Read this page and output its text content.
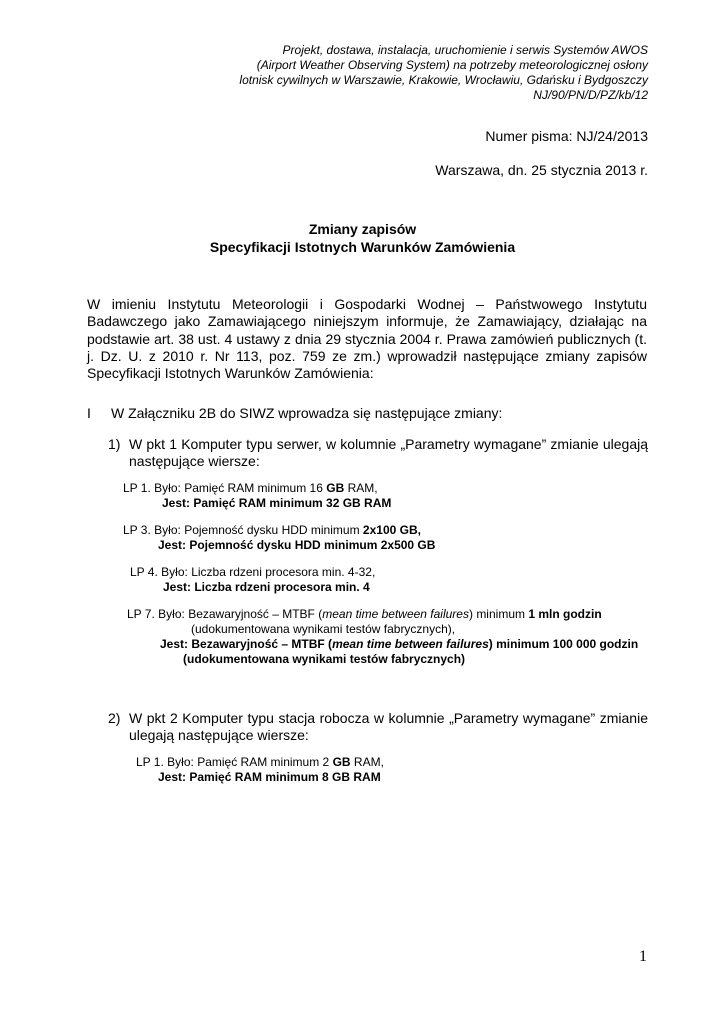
Projekt, dostawa, instalacja, uruchomienie i serwis Systemów AWOS
(Airport Weather Observing System) na potrzeby meteorologicznej osłony
lotnisk cywilnych w Warszawie, Krakowie, Wrocławiu, Gdańsku i Bydgoszczy
NJ/90/PN/D/PZ/kb/12
Numer pisma: NJ/24/2013
Warszawa, dn. 25 stycznia 2013 r.
Zmiany zapisów
Specyfikacji Istotnych Warunków Zamówienia
W imieniu Instytutu Meteorologii i Gospodarki Wodnej – Państwowego Instytutu Badawczego jako Zamawiającego niniejszym informuje, że Zamawiający, działając na podstawie art. 38 ust. 4 ustawy z dnia 29 stycznia 2004 r. Prawa zamówień publicznych (t. j. Dz. U. z 2010 r. Nr 113, poz. 759 ze zm.) wprowadził następujące zmiany zapisów Specyfikacji Istotnych Warunków Zamówienia:
I W Załączniku 2B do SIWZ wprowadza się następujące zmiany:
1) W pkt 1 Komputer typu serwer, w kolumnie „Parametry wymagane” zmianie ulegają
następujące wiersze:
LP 1. Było: Pamięć RAM minimum 16 GB RAM,
Jest: Pamięć RAM minimum 32 GB RAM
LP 3. Było: Pojemność dysku HDD minimum 2x100 GB,
Jest: Pojemność dysku HDD minimum 2x500 GB
LP 4. Było: Liczba rdzeni procesora min. 4-32,
Jest: Liczba rdzeni procesora min. 4
LP 7. Było: Bezawaryjność – MTBF (mean time between failures) minimum 1 mln godzin
(udokumentowana wynikami testów fabrycznych),
Jest: Bezawaryjność – MTBF (mean time between failures) minimum 100 000 godzin
(udokumentowana wynikami testów fabrycznych)
2) W pkt 2 Komputer typu stacja robocza w kolumnie „Parametry wymagane” zmianie
ulegają następujące wiersze:
LP 1. Było: Pamięć RAM minimum 2 GB RAM,
Jest: Pamięć RAM minimum 8 GB RAM
1
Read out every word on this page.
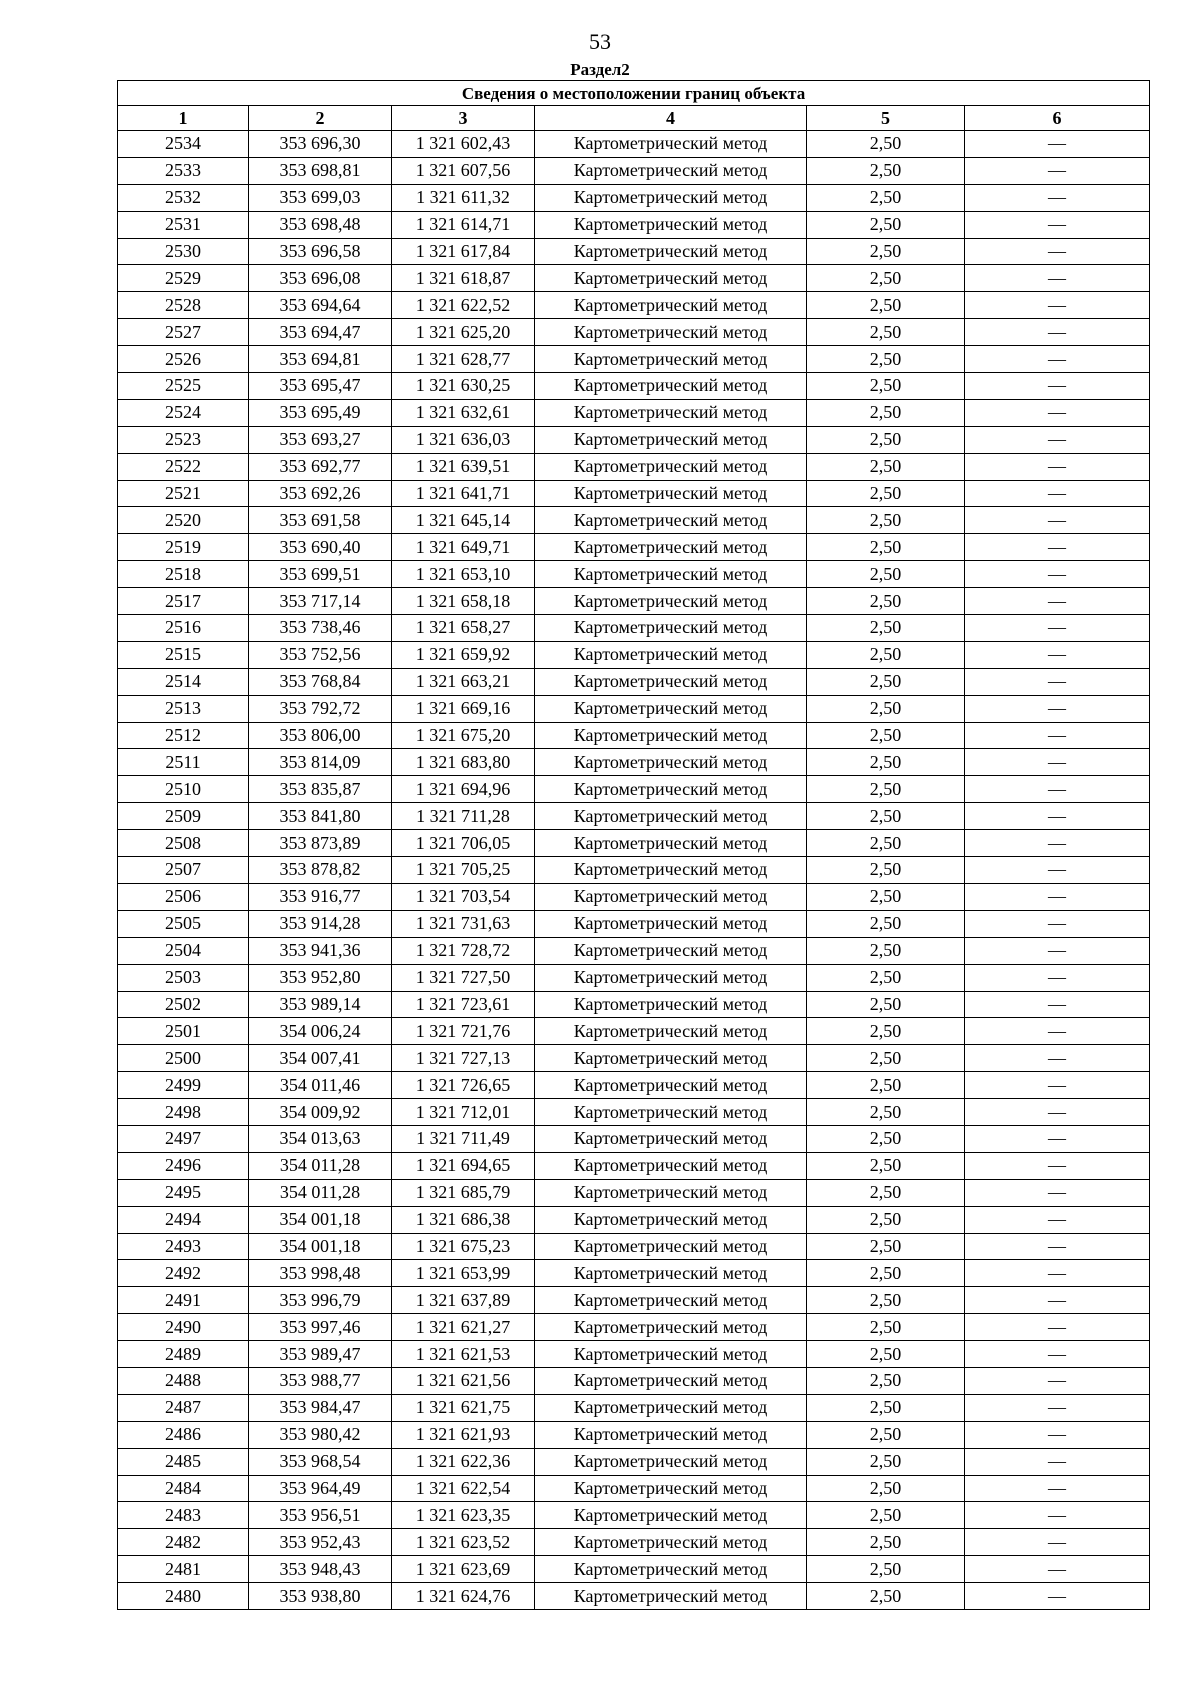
53
Раздел2
Сведения о местоположении границ объекта					
1	2	3	4	5	6
2534	353 696,30	1 321 602,43	Картометрический метод	2,50	—
2533	353 698,81	1 321 607,56	Картометрический метод	2,50	—
2532	353 699,03	1 321 611,32	Картометрический метод	2,50	—
2531	353 698,48	1 321 614,71	Картометрический метод	2,50	—
2530	353 696,58	1 321 617,84	Картометрический метод	2,50	—
2529	353 696,08	1 321 618,87	Картометрический метод	2,50	—
2528	353 694,64	1 321 622,52	Картометрический метод	2,50	—
2527	353 694,47	1 321 625,20	Картометрический метод	2,50	—
2526	353 694,81	1 321 628,77	Картометрический метод	2,50	—
2525	353 695,47	1 321 630,25	Картометрический метод	2,50	—
2524	353 695,49	1 321 632,61	Картометрический метод	2,50	—
2523	353 693,27	1 321 636,03	Картометрический метод	2,50	—
2522	353 692,77	1 321 639,51	Картометрический метод	2,50	—
2521	353 692,26	1 321 641,71	Картометрический метод	2,50	—
2520	353 691,58	1 321 645,14	Картометрический метод	2,50	—
2519	353 690,40	1 321 649,71	Картометрический метод	2,50	—
2518	353 699,51	1 321 653,10	Картометрический метод	2,50	—
2517	353 717,14	1 321 658,18	Картометрический метод	2,50	—
2516	353 738,46	1 321 658,27	Картометрический метод	2,50	—
2515	353 752,56	1 321 659,92	Картометрический метод	2,50	—
2514	353 768,84	1 321 663,21	Картометрический метод	2,50	—
2513	353 792,72	1 321 669,16	Картометрический метод	2,50	—
2512	353 806,00	1 321 675,20	Картометрический метод	2,50	—
2511	353 814,09	1 321 683,80	Картометрический метод	2,50	—
2510	353 835,87	1 321 694,96	Картометрический метод	2,50	—
2509	353 841,80	1 321 711,28	Картометрический метод	2,50	—
2508	353 873,89	1 321 706,05	Картометрический метод	2,50	—
2507	353 878,82	1 321 705,25	Картометрический метод	2,50	—
2506	353 916,77	1 321 703,54	Картометрический метод	2,50	—
2505	353 914,28	1 321 731,63	Картометрический метод	2,50	—
2504	353 941,36	1 321 728,72	Картометрический метод	2,50	—
2503	353 952,80	1 321 727,50	Картометрический метод	2,50	—
2502	353 989,14	1 321 723,61	Картометрический метод	2,50	—
2501	354 006,24	1 321 721,76	Картометрический метод	2,50	—
2500	354 007,41	1 321 727,13	Картометрический метод	2,50	—
2499	354 011,46	1 321 726,65	Картометрический метод	2,50	—
2498	354 009,92	1 321 712,01	Картометрический метод	2,50	—
2497	354 013,63	1 321 711,49	Картометрический метод	2,50	—
2496	354 011,28	1 321 694,65	Картометрический метод	2,50	—
2495	354 011,28	1 321 685,79	Картометрический метод	2,50	—
2494	354 001,18	1 321 686,38	Картометрический метод	2,50	—
2493	354 001,18	1 321 675,23	Картометрический метод	2,50	—
2492	353 998,48	1 321 653,99	Картометрический метод	2,50	—
2491	353 996,79	1 321 637,89	Картометрический метод	2,50	—
2490	353 997,46	1 321 621,27	Картометрический метод	2,50	—
2489	353 989,47	1 321 621,53	Картометрический метод	2,50	—
2488	353 988,77	1 321 621,56	Картометрический метод	2,50	—
2487	353 984,47	1 321 621,75	Картометрический метод	2,50	—
2486	353 980,42	1 321 621,93	Картометрический метод	2,50	—
2485	353 968,54	1 321 622,36	Картометрический метод	2,50	—
2484	353 964,49	1 321 622,54	Картометрический метод	2,50	—
2483	353 956,51	1 321 623,35	Картометрический метод	2,50	—
2482	353 952,43	1 321 623,52	Картометрический метод	2,50	—
2481	353 948,43	1 321 623,69	Картометрический метод	2,50	—
2480	353 938,80	1 321 624,76	Картометрический метод	2,50	—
━━━━━━━━━━━━━━━━
What you need to do –
Only the number is needed: state how many lines in the listing contain "zmianie".

Response for this exercise –
2